* start Input records *

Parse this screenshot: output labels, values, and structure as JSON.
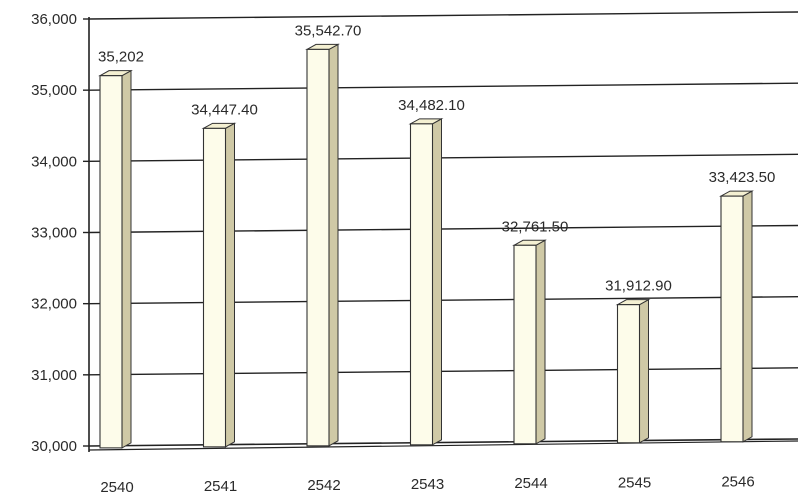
{
  "chart_data": {
    "type": "bar",
    "title": "",
    "xlabel": "",
    "ylabel": "",
    "categories": [
      "2540",
      "2541",
      "2542",
      "2543",
      "2544",
      "2545",
      "2546"
    ],
    "values": [
      35202,
      34447.4,
      35542.7,
      34482.1,
      32761.5,
      31912.9,
      33423.5
    ],
    "value_labels": [
      "35,202",
      "34,447.40",
      "35,542.70",
      "34,482.10",
      "32,761.50",
      "31,912.90",
      "33,423.50"
    ],
    "ylim": [
      30000,
      36000
    ],
    "yticks": [
      30000,
      31000,
      32000,
      33000,
      34000,
      35000,
      36000
    ],
    "ytick_labels": [
      "30,000",
      "31,000",
      "32,000",
      "33,000",
      "34,000",
      "35,000",
      "36,000"
    ],
    "grid": true,
    "legend": "none",
    "style": "3d-column",
    "colors": {
      "bar_front": "#fdfcea",
      "bar_side": "#cfc9a6",
      "bar_top": "#f4f0d2",
      "bar_stroke": "#333333",
      "grid": "#222222",
      "text": "#2a2a2a"
    }
  }
}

* end Input records *

Identify all lines where the word "values" shows up. Copy them.

» **Final result**
Parse this screenshot: output labels, values, and structure as JSON.
    "values": [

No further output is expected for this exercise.